What is required
Repeat every record below exactly, omitting any pictures.

Dataset records
+++

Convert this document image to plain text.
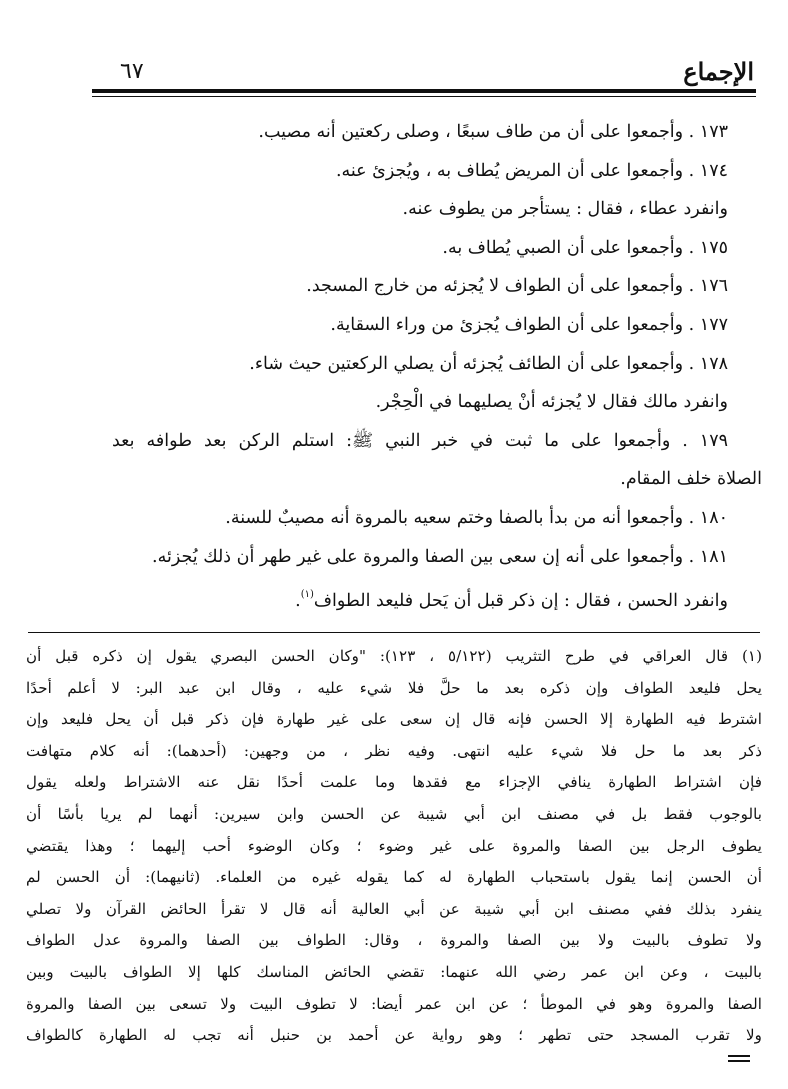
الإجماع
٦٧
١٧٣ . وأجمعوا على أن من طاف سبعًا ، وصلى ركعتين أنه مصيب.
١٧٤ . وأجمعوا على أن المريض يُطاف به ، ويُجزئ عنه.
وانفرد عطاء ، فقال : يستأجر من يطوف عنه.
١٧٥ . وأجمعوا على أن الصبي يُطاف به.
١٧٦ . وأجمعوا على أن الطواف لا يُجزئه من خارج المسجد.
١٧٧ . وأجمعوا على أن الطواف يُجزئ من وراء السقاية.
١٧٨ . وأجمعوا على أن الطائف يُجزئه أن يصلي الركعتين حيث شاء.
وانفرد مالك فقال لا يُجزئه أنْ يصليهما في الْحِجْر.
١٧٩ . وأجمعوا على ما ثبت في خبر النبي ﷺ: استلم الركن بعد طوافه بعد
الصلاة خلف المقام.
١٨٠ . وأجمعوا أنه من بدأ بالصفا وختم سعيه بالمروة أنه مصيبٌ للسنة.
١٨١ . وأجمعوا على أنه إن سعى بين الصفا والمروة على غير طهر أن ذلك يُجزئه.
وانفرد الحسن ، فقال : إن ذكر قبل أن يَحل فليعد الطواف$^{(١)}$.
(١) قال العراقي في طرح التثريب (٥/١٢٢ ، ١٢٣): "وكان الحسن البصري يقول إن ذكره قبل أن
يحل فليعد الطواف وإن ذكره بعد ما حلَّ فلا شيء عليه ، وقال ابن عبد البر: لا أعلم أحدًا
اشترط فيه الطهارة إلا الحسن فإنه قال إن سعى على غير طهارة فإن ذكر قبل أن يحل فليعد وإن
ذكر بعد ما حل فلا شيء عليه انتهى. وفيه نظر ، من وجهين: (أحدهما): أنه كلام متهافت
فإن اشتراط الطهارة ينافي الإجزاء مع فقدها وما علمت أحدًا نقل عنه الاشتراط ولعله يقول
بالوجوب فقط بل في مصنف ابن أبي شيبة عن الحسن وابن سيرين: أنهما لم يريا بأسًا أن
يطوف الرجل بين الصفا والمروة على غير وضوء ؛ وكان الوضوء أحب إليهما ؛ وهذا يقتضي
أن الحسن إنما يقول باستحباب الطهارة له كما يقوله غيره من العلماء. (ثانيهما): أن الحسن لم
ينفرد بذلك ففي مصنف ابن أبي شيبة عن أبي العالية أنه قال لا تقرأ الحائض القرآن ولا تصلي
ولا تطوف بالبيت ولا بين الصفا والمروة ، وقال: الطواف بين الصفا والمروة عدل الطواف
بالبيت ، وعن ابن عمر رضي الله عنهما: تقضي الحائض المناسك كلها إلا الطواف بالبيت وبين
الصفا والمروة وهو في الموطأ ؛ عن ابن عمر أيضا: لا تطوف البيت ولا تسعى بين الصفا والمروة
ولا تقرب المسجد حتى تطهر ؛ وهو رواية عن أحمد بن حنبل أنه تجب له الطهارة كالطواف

+++

Written solution
Convert this document image to plain text.
الإجماع
٦٧
١٧٣ . وأجمعوا على أن من طاف سبعًا ، وصلى ركعتين أنه مصيب.
١٧٤ . وأجمعوا على أن المريض يُطاف به ، ويُجزئ عنه.
وانفرد عطاء ، فقال : يستأجر من يطوف عنه.
١٧٥ . وأجمعوا على أن الصبي يُطاف به.
١٧٦ . وأجمعوا على أن الطواف لا يُجزئه من خارج المسجد.
١٧٧ . وأجمعوا على أن الطواف يُجزئ من وراء السقاية.
١٧٨ . وأجمعوا على أن الطائف يُجزئه أن يصلي الركعتين حيث شاء.
وانفرد مالك فقال لا يُجزئه أنْ يصليهما في الْحِجْر.
١٧٩ . وأجمعوا على ما ثبت في خبر النبي ﷺ: استلم الركن بعد طوافه بعد
الصلاة خلف المقام.
١٨٠ . وأجمعوا أنه من بدأ بالصفا وختم سعيه بالمروة أنه مصيبٌ للسنة.
١٨١ . وأجمعوا على أنه إن سعى بين الصفا والمروة على غير طهر أن ذلك يُجزئه.
وانفرد الحسن ، فقال : إن ذكر قبل أن يَحل فليعد الطواف$^{(١)}$.
(١) قال العراقي في طرح التثريب (٥/١٢٢ ، ١٢٣): "وكان الحسن البصري يقول إن ذكره قبل أن
يحل فليعد الطواف وإن ذكره بعد ما حلَّ فلا شيء عليه ، وقال ابن عبد البر: لا أعلم أحدًا
اشترط فيه الطهارة إلا الحسن فإنه قال إن سعى على غير طهارة فإن ذكر قبل أن يحل فليعد وإن
ذكر بعد ما حل فلا شيء عليه انتهى. وفيه نظر ، من وجهين: (أحدهما): أنه كلام متهافت
فإن اشتراط الطهارة ينافي الإجزاء مع فقدها وما علمت أحدًا نقل عنه الاشتراط ولعله يقول
بالوجوب فقط بل في مصنف ابن أبي شيبة عن الحسن وابن سيرين: أنهما لم يريا بأسًا أن
يطوف الرجل بين الصفا والمروة على غير وضوء ؛ وكان الوضوء أحب إليهما ؛ وهذا يقتضي
أن الحسن إنما يقول باستحباب الطهارة له كما يقوله غيره من العلماء. (ثانيهما): أن الحسن لم
ينفرد بذلك ففي مصنف ابن أبي شيبة عن أبي العالية أنه قال لا تقرأ الحائض القرآن ولا تصلي
ولا تطوف بالبيت ولا بين الصفا والمروة ، وقال: الطواف بين الصفا والمروة عدل الطواف
بالبيت ، وعن ابن عمر رضي الله عنهما: تقضي الحائض المناسك كلها إلا الطواف بالبيت وبين
الصفا والمروة وهو في الموطأ ؛ عن ابن عمر أيضا: لا تطوف البيت ولا تسعى بين الصفا والمروة
ولا تقرب المسجد حتى تطهر ؛ وهو رواية عن أحمد بن حنبل أنه تجب له الطهارة كالطواف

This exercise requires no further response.